The exercise = Take down each entry exactly as written.

Records from a collection
start

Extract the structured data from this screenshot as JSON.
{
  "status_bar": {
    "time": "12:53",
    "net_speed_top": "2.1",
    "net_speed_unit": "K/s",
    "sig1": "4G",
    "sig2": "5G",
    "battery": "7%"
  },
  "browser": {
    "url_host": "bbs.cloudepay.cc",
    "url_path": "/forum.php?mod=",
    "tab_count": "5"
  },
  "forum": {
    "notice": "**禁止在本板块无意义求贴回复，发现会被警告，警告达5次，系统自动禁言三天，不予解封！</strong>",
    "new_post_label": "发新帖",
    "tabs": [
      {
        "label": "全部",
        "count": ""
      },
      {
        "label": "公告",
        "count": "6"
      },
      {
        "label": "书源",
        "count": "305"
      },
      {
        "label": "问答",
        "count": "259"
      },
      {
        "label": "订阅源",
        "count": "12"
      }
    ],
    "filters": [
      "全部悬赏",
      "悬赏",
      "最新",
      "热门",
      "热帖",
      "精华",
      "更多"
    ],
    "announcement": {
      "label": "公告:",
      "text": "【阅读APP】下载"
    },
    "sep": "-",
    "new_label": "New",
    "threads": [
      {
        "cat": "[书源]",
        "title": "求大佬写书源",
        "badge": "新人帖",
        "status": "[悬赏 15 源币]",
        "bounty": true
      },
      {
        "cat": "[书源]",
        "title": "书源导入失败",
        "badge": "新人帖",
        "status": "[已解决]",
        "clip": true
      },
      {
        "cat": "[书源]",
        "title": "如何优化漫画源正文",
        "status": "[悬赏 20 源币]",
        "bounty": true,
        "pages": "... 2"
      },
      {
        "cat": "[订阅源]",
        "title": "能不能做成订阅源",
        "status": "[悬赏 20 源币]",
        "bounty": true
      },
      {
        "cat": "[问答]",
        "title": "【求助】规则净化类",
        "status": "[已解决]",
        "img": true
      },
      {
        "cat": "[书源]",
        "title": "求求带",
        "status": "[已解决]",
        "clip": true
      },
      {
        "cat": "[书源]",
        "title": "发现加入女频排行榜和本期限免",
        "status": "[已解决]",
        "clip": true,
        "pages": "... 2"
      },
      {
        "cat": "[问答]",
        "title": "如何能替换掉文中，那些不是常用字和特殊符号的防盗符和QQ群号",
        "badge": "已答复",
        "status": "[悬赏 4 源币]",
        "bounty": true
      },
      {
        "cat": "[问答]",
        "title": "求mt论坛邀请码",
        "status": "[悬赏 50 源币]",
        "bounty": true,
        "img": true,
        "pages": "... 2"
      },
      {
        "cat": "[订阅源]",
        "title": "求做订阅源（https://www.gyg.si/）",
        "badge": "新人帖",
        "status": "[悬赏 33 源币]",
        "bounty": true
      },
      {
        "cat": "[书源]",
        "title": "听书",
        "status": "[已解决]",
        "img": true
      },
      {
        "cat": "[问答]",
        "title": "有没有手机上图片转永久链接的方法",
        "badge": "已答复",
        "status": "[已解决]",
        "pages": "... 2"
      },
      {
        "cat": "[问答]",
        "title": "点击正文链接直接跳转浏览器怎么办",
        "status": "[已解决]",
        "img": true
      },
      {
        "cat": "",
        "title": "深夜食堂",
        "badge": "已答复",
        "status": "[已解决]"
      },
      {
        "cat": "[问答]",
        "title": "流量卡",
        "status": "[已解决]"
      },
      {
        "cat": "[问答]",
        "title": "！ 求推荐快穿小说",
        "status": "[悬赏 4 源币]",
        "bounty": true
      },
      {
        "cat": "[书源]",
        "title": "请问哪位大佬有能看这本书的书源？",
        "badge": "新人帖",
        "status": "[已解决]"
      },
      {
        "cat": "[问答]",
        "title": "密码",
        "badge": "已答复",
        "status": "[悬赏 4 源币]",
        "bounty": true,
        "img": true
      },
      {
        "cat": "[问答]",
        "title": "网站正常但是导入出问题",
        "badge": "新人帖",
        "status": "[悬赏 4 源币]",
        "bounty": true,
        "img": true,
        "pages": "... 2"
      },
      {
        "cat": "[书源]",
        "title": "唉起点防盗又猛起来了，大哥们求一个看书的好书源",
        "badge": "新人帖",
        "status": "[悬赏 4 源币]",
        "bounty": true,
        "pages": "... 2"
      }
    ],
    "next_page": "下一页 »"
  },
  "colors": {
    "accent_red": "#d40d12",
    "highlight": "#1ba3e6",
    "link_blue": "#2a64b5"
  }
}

end

Expected answer =
Extract the structured data from this screenshot as JSON.
{
  "status_bar": {
    "time": "12:53",
    "net_speed_top": "2.1",
    "net_speed_unit": "K/s",
    "sig1": "4G",
    "sig2": "5G",
    "battery": "7%"
  },
  "browser": {
    "url_host": "bbs.cloudepay.cc",
    "url_path": "/forum.php?mod=",
    "tab_count": "5"
  },
  "forum": {
    "notice": "**禁止在本板块无意义求贴回复，发现会被警告，警告达5次，系统自动禁言三天，不予解封！</strong>",
    "new_post_label": "发新帖",
    "tabs": [
      {
        "label": "全部",
        "count": ""
      },
      {
        "label": "公告",
        "count": "6"
      },
      {
        "label": "书源",
        "count": "305"
      },
      {
        "label": "问答",
        "count": "259"
      },
      {
        "label": "订阅源",
        "count": "12"
      }
    ],
    "filters": [
      "全部悬赏",
      "悬赏",
      "最新",
      "热门",
      "热帖",
      "精华",
      "更多"
    ],
    "announcement": {
      "label": "公告:",
      "text": "【阅读APP】下载"
    },
    "sep": "-",
    "new_label": "New",
    "threads": [
      {
        "cat": "[书源]",
        "title": "求大佬写书源",
        "badge": "新人帖",
        "status": "[悬赏 15 源币]",
        "bounty": true
      },
      {
        "cat": "[书源]",
        "title": "书源导入失败",
        "badge": "新人帖",
        "status": "[已解决]",
        "clip": true
      },
      {
        "cat": "[书源]",
        "title": "如何优化漫画源正文",
        "status": "[悬赏 20 源币]",
        "bounty": true,
        "pages": "... 2"
      },
      {
        "cat": "[订阅源]",
        "title": "能不能做成订阅源",
        "status": "[悬赏 20 源币]",
        "bounty": true
      },
      {
        "cat": "[问答]",
        "title": "【求助】规则净化类",
        "status": "[已解决]",
        "img": true
      },
      {
        "cat": "[书源]",
        "title": "求求带",
        "status": "[已解决]",
        "clip": true
      },
      {
        "cat": "[书源]",
        "title": "发现加入女频排行榜和本期限免",
        "status": "[已解决]",
        "clip": true,
        "pages": "... 2"
      },
      {
        "cat": "[问答]",
        "title": "如何能替换掉文中，那些不是常用字和特殊符号的防盗符和QQ群号",
        "badge": "已答复",
        "status": "[悬赏 4 源币]",
        "bounty": true
      },
      {
        "cat": "[问答]",
        "title": "求mt论坛邀请码",
        "status": "[悬赏 50 源币]",
        "bounty": true,
        "img": true,
        "pages": "... 2"
      },
      {
        "cat": "[订阅源]",
        "title": "求做订阅源（https://www.gyg.si/）",
        "badge": "新人帖",
        "status": "[悬赏 33 源币]",
        "bounty": true
      },
      {
        "cat": "[书源]",
        "title": "听书",
        "status": "[已解决]",
        "img": true
      },
      {
        "cat": "[问答]",
        "title": "有没有手机上图片转永久链接的方法",
        "badge": "已答复",
        "status": "[已解决]",
        "pages": "... 2"
      },
      {
        "cat": "[问答]",
        "title": "点击正文链接直接跳转浏览器怎么办",
        "status": "[已解决]",
        "img": true
      },
      {
        "cat": "",
        "title": "深夜食堂",
        "badge": "已答复",
        "status": "[已解决]"
      },
      {
        "cat": "[问答]",
        "title": "流量卡",
        "status": "[已解决]"
      },
      {
        "cat": "[问答]",
        "title": "！ 求推荐快穿小说",
        "status": "[悬赏 4 源币]",
        "bounty": true
      },
      {
        "cat": "[书源]",
        "title": "请问哪位大佬有能看这本书的书源？",
        "badge": "新人帖",
        "status": "[已解决]"
      },
      {
        "cat": "[问答]",
        "title": "密码",
        "badge": "已答复",
        "status": "[悬赏 4 源币]",
        "bounty": true,
        "img": true
      },
      {
        "cat": "[问答]",
        "title": "网站正常但是导入出问题",
        "badge": "新人帖",
        "status": "[悬赏 4 源币]",
        "bounty": true,
        "img": true,
        "pages": "... 2"
      },
      {
        "cat": "[书源]",
        "title": "唉起点防盗又猛起来了，大哥们求一个看书的好书源",
        "badge": "新人帖",
        "status": "[悬赏 4 源币]",
        "bounty": true,
        "pages": "... 2"
      }
    ],
    "next_page": "下一页 »"
  },
  "colors": {
    "accent_red": "#d40d12",
    "highlight": "#1ba3e6",
    "link_blue": "#2a64b5"
  }
}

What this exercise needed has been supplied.